§ **WRITTEN INSTRUCTION**:
Replace "x-tick-label" with "x-axis-tick" in the records from the line with "legend-label: Local jurisdiction" up to and including the line with "data-point — [424, 538, 440, 554]". Give back only those lines, with nothing else changed.

Some records
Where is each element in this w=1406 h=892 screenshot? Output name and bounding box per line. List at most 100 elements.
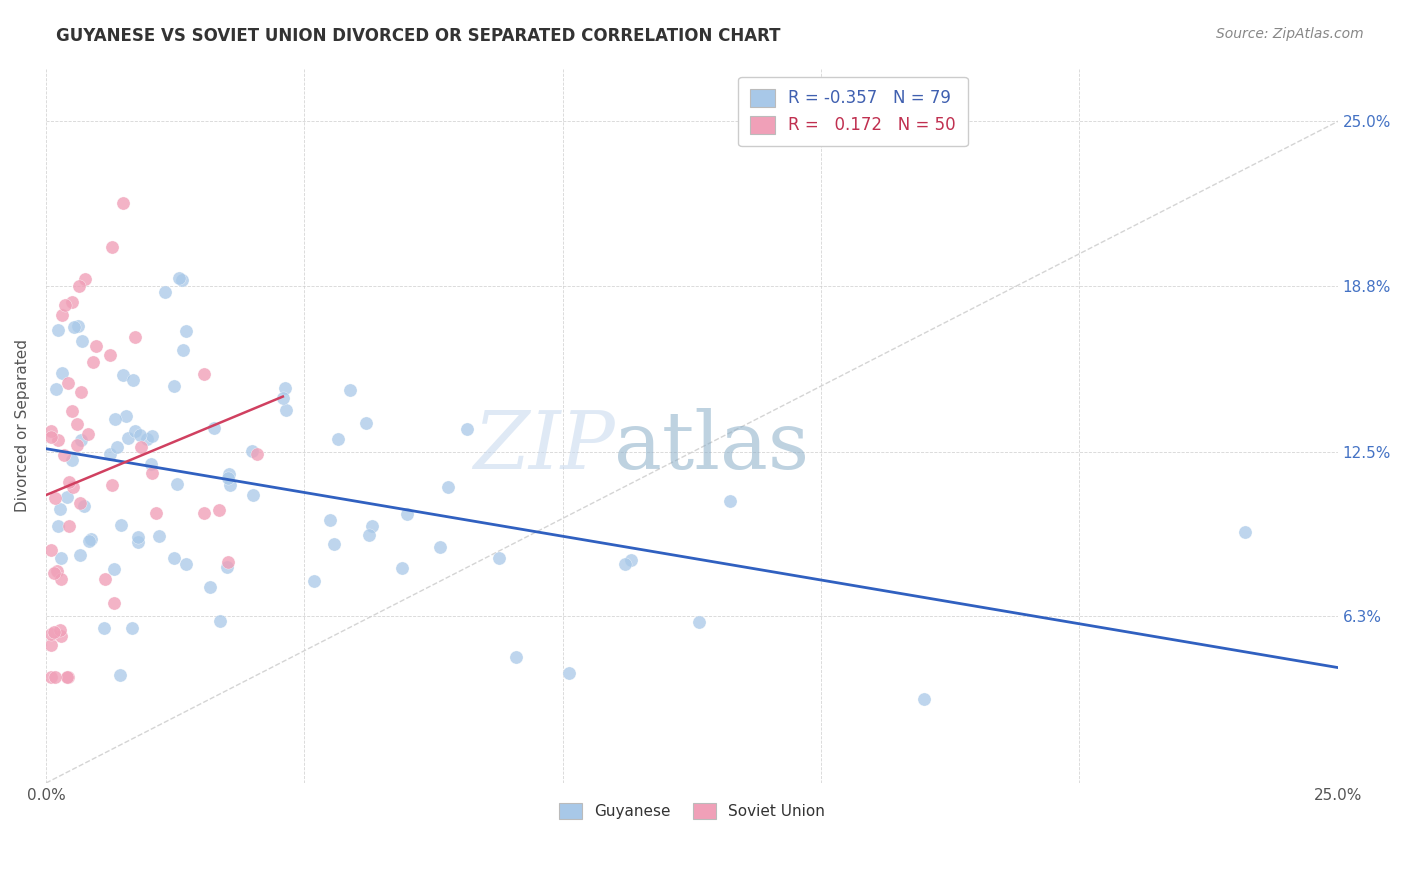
Text: GUYANESE VS SOVIET UNION DIVORCED OR SEPARATED CORRELATION CHART: GUYANESE VS SOVIET UNION DIVORCED OR SEP…: [56, 27, 780, 45]
Point: [70, 434, 93, 448]
Point: [219, 477, 242, 491]
Point: [141, 457, 163, 471]
Point: [94, 572, 117, 586]
Point: [62, 320, 84, 334]
Point: [354, 416, 377, 430]
Point: [53, 298, 76, 312]
Point: [93, 621, 115, 635]
Point: [62, 453, 84, 467]
Point: [66, 417, 89, 432]
Point: [129, 440, 152, 454]
Point: [166, 476, 188, 491]
Point: [39, 542, 62, 557]
Point: [217, 560, 239, 574]
Point: [98, 348, 121, 362]
Point: [198, 581, 221, 595]
Point: [141, 466, 163, 480]
Point: [72, 334, 94, 349]
Point: [49, 623, 72, 637]
Point: [55, 670, 77, 684]
Point: [912, 692, 935, 706]
Point: [49, 629, 72, 643]
Point: [688, 615, 710, 629]
Point: [193, 368, 215, 382]
Point: [167, 271, 190, 285]
Point: [193, 506, 215, 520]
Point: [127, 534, 149, 549]
Point: [718, 493, 741, 508]
Point: [339, 383, 361, 397]
Point: [172, 343, 194, 357]
Point: [86, 339, 108, 353]
Point: [60, 295, 83, 310]
Point: [108, 668, 131, 682]
Point: [105, 440, 128, 454]
Point: [70, 384, 93, 399]
Point: [82, 355, 104, 369]
Point: [66, 438, 89, 452]
Point: [39, 639, 62, 653]
Point: [558, 666, 581, 681]
Point: [80, 532, 103, 546]
Point: [136, 432, 159, 446]
Point: [46, 433, 69, 447]
Point: [217, 471, 239, 485]
Point: [246, 447, 269, 461]
Point: [395, 507, 418, 521]
Point: [69, 496, 91, 510]
Point: [101, 240, 124, 254]
Point: [122, 373, 145, 387]
Point: [62, 480, 84, 494]
Point: [505, 649, 527, 664]
Point: [141, 429, 163, 443]
Point: [148, 529, 170, 543]
Point: [202, 421, 225, 435]
Point: [42, 566, 65, 580]
Point: [437, 480, 460, 494]
Point: [271, 392, 294, 406]
Point: [208, 503, 231, 517]
Point: [276, 402, 298, 417]
Point: [322, 537, 344, 551]
Point: [456, 422, 478, 436]
Text: atlas: atlas: [614, 409, 810, 486]
Point: [302, 574, 325, 588]
Point: [67, 279, 90, 293]
Point: [58, 475, 80, 489]
Point: [58, 519, 80, 533]
Point: [217, 555, 239, 569]
Point: [39, 670, 62, 684]
Y-axis label: Divorced or Separated: Divorced or Separated: [15, 339, 30, 512]
Point: [242, 488, 264, 502]
Point: [73, 271, 96, 285]
Point: [620, 553, 643, 567]
Point: [326, 432, 349, 446]
Point: [51, 308, 73, 322]
Point: [218, 467, 240, 482]
Point: [45, 564, 67, 578]
Point: [103, 596, 125, 610]
Point: [48, 501, 70, 516]
Point: [42, 625, 65, 640]
Point: [44, 491, 66, 506]
Point: [45, 382, 67, 396]
Point: [58, 670, 80, 684]
Point: [128, 428, 150, 442]
Point: [360, 518, 382, 533]
Point: [62, 404, 84, 418]
Point: [163, 379, 186, 393]
Point: [77, 533, 100, 548]
Point: [69, 548, 91, 562]
Point: [176, 324, 198, 338]
Point: [162, 550, 184, 565]
Point: [613, 557, 636, 571]
Point: [127, 529, 149, 543]
Point: [98, 447, 121, 461]
Point: [242, 444, 264, 458]
Point: [174, 557, 197, 571]
Point: [51, 550, 73, 565]
Point: [39, 424, 62, 438]
Point: [208, 615, 231, 629]
Point: [67, 318, 90, 333]
Point: [488, 550, 510, 565]
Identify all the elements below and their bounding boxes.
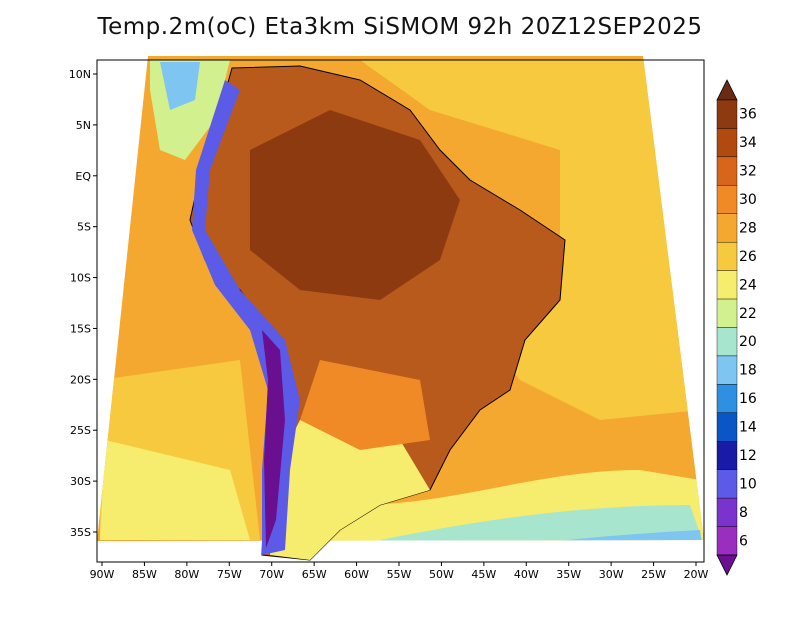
y-tick-label: 10N <box>69 68 91 81</box>
colorbar-segment <box>716 185 738 214</box>
colorbar-segment <box>716 412 738 442</box>
x-tick-label: 55W <box>387 568 412 581</box>
colorbar-label: 36 <box>739 107 757 123</box>
x-tick-label: 90W <box>90 568 115 581</box>
colorbar: 36 34 32 30 28 26 24 22 20 18 16 14 12 10 8 6 <box>716 79 757 576</box>
colorbar-bottom-arrow <box>716 554 738 576</box>
southern-cone-cool <box>270 420 430 560</box>
colorbar-segment <box>716 497 738 527</box>
colorbar-segment <box>716 384 738 414</box>
y-tick-label: 30S <box>70 475 91 488</box>
colorbar-segment <box>716 327 738 357</box>
x-tick-label: 20W <box>684 568 709 581</box>
colorbar-segment <box>716 156 738 186</box>
y-tick-label: 15S <box>70 322 91 335</box>
south-atlantic-colder-band <box>360 505 704 541</box>
colorbar-label: 28 <box>739 220 757 236</box>
colorbar-segment <box>716 441 738 470</box>
colorbar-label: 12 <box>739 448 757 464</box>
colorbar-label: 16 <box>739 391 757 407</box>
y-tick-label: 5S <box>77 221 91 234</box>
map-title: Temp.2m(oC) Eta3km SiSMOM 92h 20Z12SEP20… <box>97 14 703 40</box>
x-tick-label: 85W <box>132 568 157 581</box>
x-tick-label: 40W <box>514 568 539 581</box>
colorbar-label: 8 <box>739 505 748 521</box>
andes-coldest-core <box>262 330 285 548</box>
x-tick-label: 35W <box>556 568 581 581</box>
y-tick-label: 20S <box>70 373 91 386</box>
colorbar-label: 10 <box>739 476 757 492</box>
x-tick-label: 60W <box>344 568 369 581</box>
y-tick-label: 25S <box>70 424 91 437</box>
pacific-light-band <box>100 440 250 540</box>
colorbar-segment <box>716 99 738 129</box>
colorbar-segment <box>716 526 738 556</box>
x-tick-label: 80W <box>174 568 199 581</box>
colorbar-label: 18 <box>739 363 757 379</box>
amazon-hot-core <box>250 110 460 300</box>
y-tick-label: 35S <box>70 526 91 539</box>
colorbar-label: 26 <box>739 249 757 265</box>
x-tick-label: 65W <box>302 568 327 581</box>
colorbar-label: 34 <box>739 135 757 151</box>
atlantic-cool-zone <box>360 60 700 420</box>
colorbar-label: 32 <box>739 164 757 180</box>
y-tick-label: 5N <box>76 119 91 132</box>
x-tick-label: 45W <box>471 568 496 581</box>
south-atlantic-coldest-band <box>420 530 704 541</box>
colorbar-segment <box>716 355 738 385</box>
colorbar-segment <box>716 128 738 158</box>
colorbar-label: 22 <box>739 306 757 322</box>
colorbar-segment <box>716 270 738 300</box>
colorbar-segment <box>716 241 738 271</box>
pampas-warm <box>300 360 430 450</box>
colorbar-label: 20 <box>739 334 757 350</box>
y-axis: 10N 5N EQ 5S 10S 15S 20S 25S 30S 35S <box>69 68 97 539</box>
colorbar-label: 14 <box>739 420 757 436</box>
colorbar-segment <box>716 469 738 499</box>
colorbar-label: 24 <box>739 277 757 293</box>
x-tick-label: 75W <box>217 568 242 581</box>
colorbar-label: 6 <box>739 533 748 549</box>
x-tick-label: 50W <box>429 568 454 581</box>
x-tick-label: 70W <box>259 568 284 581</box>
x-tick-label: 25W <box>641 568 666 581</box>
colorbar-segment <box>716 213 738 243</box>
colorbar-label: 30 <box>739 192 757 208</box>
x-axis: 90W 85W 80W 75W 70W 65W 60W 55W 50W 45W 40W 35W 30W 2… <box>90 562 709 581</box>
colorbar-top-arrow <box>716 79 738 101</box>
colorbar-segment <box>716 298 738 328</box>
x-tick-label: 30W <box>599 568 624 581</box>
north-pacific-blue-zone <box>160 62 200 110</box>
y-tick-label: 10S <box>70 272 91 285</box>
y-tick-label: EQ <box>75 170 91 183</box>
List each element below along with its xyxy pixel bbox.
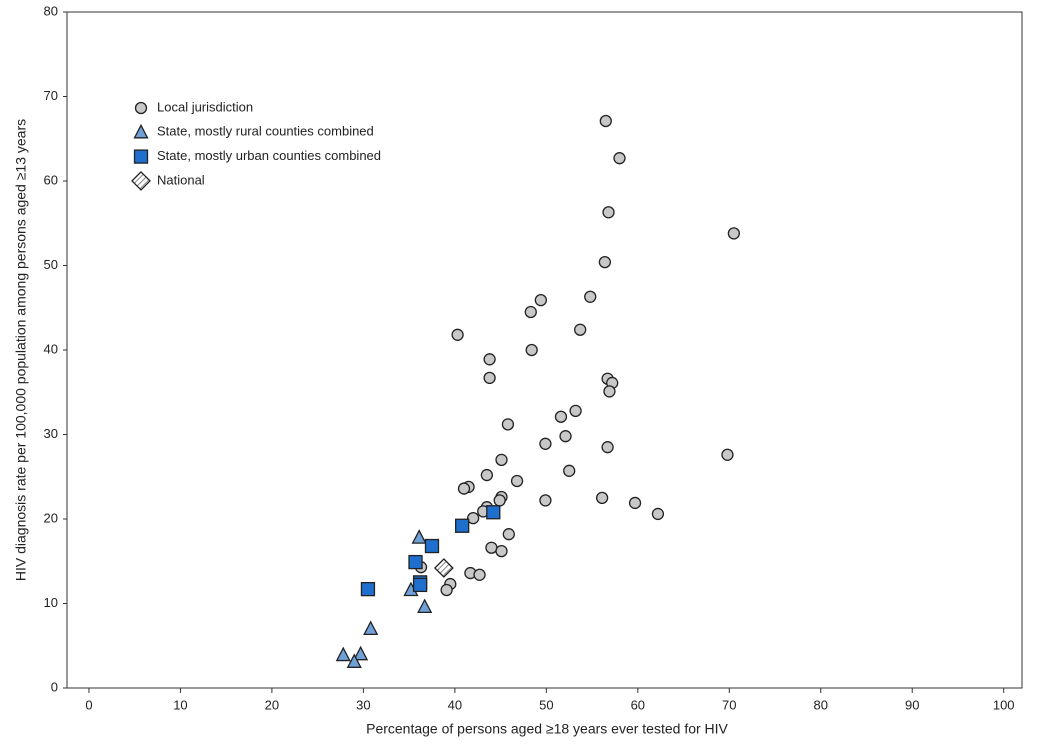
legend-label: Local jurisdiction — [157, 99, 253, 114]
data-point — [363, 620, 379, 635]
data-point — [457, 482, 471, 495]
y-tick-label: 80 — [44, 3, 58, 18]
legend-label: State, mostly rural counties combined — [157, 124, 374, 139]
y-axis-title: HIV diagnosis rate per 100,000 populatio… — [13, 119, 29, 581]
data-point — [440, 583, 453, 597]
x-tick-label: 20 — [265, 697, 279, 712]
data-point — [483, 371, 496, 385]
data-point — [539, 437, 552, 450]
x-tick-label: 50 — [539, 697, 553, 712]
data-point — [524, 305, 537, 319]
data-point — [353, 645, 369, 661]
data-point — [510, 474, 524, 488]
data-point — [501, 418, 515, 431]
data-point — [601, 441, 614, 454]
data-point — [502, 528, 515, 541]
data-point — [424, 538, 440, 554]
data-point — [412, 577, 428, 593]
data-point — [433, 558, 454, 578]
y-tick-label: 10 — [44, 595, 58, 610]
x-axis-title: Percentage of persons aged ≥18 years eve… — [366, 721, 728, 737]
x-tick-label: 100 — [993, 697, 1015, 712]
data-point — [574, 323, 587, 336]
data-point — [466, 512, 480, 525]
data-point — [727, 227, 741, 240]
data-point — [563, 464, 576, 477]
data-point — [603, 385, 616, 398]
y-tick-label: 30 — [44, 426, 58, 441]
data-point — [569, 404, 582, 417]
data-point — [721, 448, 734, 461]
data-point — [613, 152, 626, 165]
legend-label: State, mostly urban counties combined — [157, 148, 381, 163]
x-tick-label: 80 — [814, 697, 828, 712]
y-tick-label: 60 — [44, 172, 58, 187]
y-tick-label: 0 — [51, 679, 58, 694]
data-point — [628, 496, 642, 510]
data-point — [602, 206, 615, 219]
y-tick-label: 50 — [44, 257, 58, 272]
data-point — [584, 290, 597, 303]
data-point — [473, 568, 486, 581]
x-tick-label: 70 — [722, 697, 736, 712]
y-tick-label: 70 — [44, 88, 58, 103]
data-point — [651, 507, 665, 521]
data-point — [495, 544, 508, 558]
data-point — [483, 353, 496, 366]
data-point — [493, 494, 506, 507]
y-tick-label: 20 — [44, 510, 58, 525]
x-tick-label: 30 — [356, 697, 370, 712]
data-point — [485, 541, 498, 554]
data-point — [360, 581, 376, 597]
data-point — [411, 529, 427, 544]
y-tick-label: 40 — [44, 341, 58, 356]
legend-marker — [131, 170, 151, 191]
data-point — [599, 114, 612, 128]
x-tick-label: 10 — [173, 697, 187, 712]
legend-marker — [133, 123, 149, 139]
x-tick-label: 0 — [85, 697, 92, 712]
data-point — [559, 430, 572, 443]
legend-marker — [133, 149, 149, 164]
x-tick-label: 40 — [448, 697, 462, 712]
x-tick-label: 60 — [631, 697, 645, 712]
x-tick-label: 90 — [905, 697, 919, 712]
data-point — [451, 328, 464, 341]
data-point — [335, 646, 351, 662]
data-point — [595, 491, 609, 505]
legend-marker — [134, 101, 148, 115]
data-point — [417, 598, 433, 614]
data-point — [534, 293, 547, 307]
data-point — [539, 494, 552, 507]
data-point — [486, 505, 501, 520]
data-point — [455, 518, 470, 533]
data-point — [495, 453, 508, 467]
data-point — [554, 410, 568, 423]
data-point — [598, 255, 612, 269]
legend-label: National — [157, 172, 205, 187]
data-point — [525, 343, 538, 357]
data-point — [346, 653, 362, 668]
data-point — [480, 468, 494, 482]
data-point — [408, 554, 423, 570]
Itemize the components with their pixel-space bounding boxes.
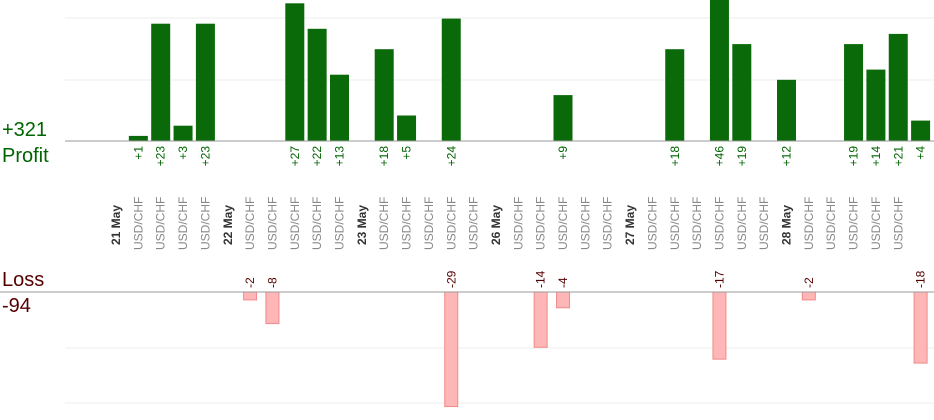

§ **CORRECT OUTPUT**:
legend-label: Local jurisdiction — [157, 99, 253, 114]
data-point — [363, 620, 379, 635]
data-point — [457, 482, 471, 495]
y-tick-label: 80 — [44, 3, 58, 18]
legend-label: State, mostly rural counties combined — [157, 124, 374, 139]
y-axis-title: HIV diagnosis rate per 100,000 populatio… — [13, 119, 29, 581]
data-point — [440, 583, 453, 597]
x-axis-tick: 20 — [265, 697, 279, 712]
data-point — [483, 371, 496, 385]
data-point — [539, 437, 552, 450]
x-axis-tick: 50 — [539, 697, 553, 712]
data-point — [524, 305, 537, 319]
data-point — [353, 645, 369, 661]
data-point — [510, 474, 524, 488]
data-point — [501, 418, 515, 431]
data-point — [601, 441, 614, 454]
data-point — [502, 528, 515, 541]
data-point — [424, 538, 440, 554]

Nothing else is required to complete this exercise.